**WHAT THE TASK ASKS**
Every record must appear in your copy exactly as written, with no pictures.

»»

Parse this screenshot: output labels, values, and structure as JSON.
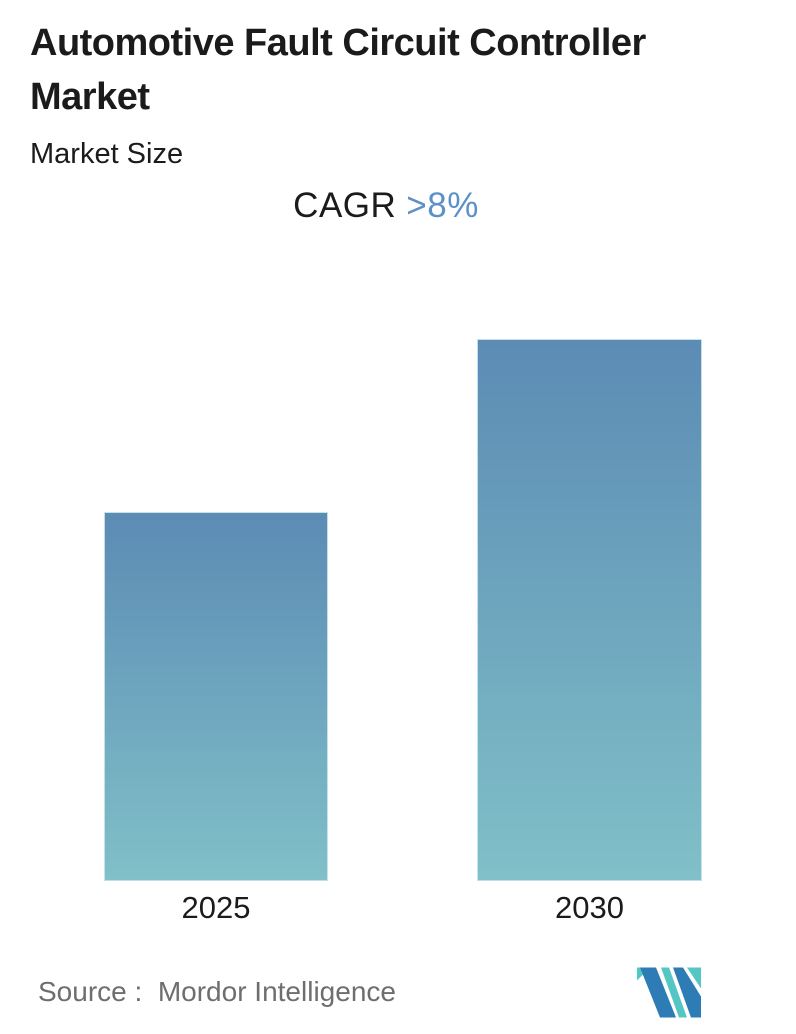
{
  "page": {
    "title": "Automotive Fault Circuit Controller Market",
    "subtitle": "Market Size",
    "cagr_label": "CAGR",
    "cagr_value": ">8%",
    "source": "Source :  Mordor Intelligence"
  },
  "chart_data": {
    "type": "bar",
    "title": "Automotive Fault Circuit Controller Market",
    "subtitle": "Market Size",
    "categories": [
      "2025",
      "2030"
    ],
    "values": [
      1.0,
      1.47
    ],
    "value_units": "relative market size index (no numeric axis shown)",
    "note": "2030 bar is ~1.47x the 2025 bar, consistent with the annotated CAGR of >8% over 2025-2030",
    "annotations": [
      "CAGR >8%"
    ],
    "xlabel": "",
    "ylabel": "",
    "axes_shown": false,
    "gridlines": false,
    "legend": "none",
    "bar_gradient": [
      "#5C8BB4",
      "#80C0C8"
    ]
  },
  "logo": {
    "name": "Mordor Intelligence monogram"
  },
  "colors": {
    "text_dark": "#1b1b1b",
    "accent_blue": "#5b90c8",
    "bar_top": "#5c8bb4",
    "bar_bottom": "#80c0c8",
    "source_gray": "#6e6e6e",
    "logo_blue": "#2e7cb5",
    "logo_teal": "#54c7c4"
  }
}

««

**FINISHED ANSWER**
Parse this screenshot: output labels, values, and structure as JSON.
{
  "page": {
    "title": "Automotive Fault Circuit Controller Market",
    "subtitle": "Market Size",
    "cagr_label": "CAGR",
    "cagr_value": ">8%",
    "source": "Source :  Mordor Intelligence"
  },
  "chart_data": {
    "type": "bar",
    "title": "Automotive Fault Circuit Controller Market",
    "subtitle": "Market Size",
    "categories": [
      "2025",
      "2030"
    ],
    "values": [
      1.0,
      1.47
    ],
    "value_units": "relative market size index (no numeric axis shown)",
    "note": "2030 bar is ~1.47x the 2025 bar, consistent with the annotated CAGR of >8% over 2025-2030",
    "annotations": [
      "CAGR >8%"
    ],
    "xlabel": "",
    "ylabel": "",
    "axes_shown": false,
    "gridlines": false,
    "legend": "none",
    "bar_gradient": [
      "#5C8BB4",
      "#80C0C8"
    ]
  },
  "logo": {
    "name": "Mordor Intelligence monogram"
  },
  "colors": {
    "text_dark": "#1b1b1b",
    "accent_blue": "#5b90c8",
    "bar_top": "#5c8bb4",
    "bar_bottom": "#80c0c8",
    "source_gray": "#6e6e6e",
    "logo_blue": "#2e7cb5",
    "logo_teal": "#54c7c4"
  }
}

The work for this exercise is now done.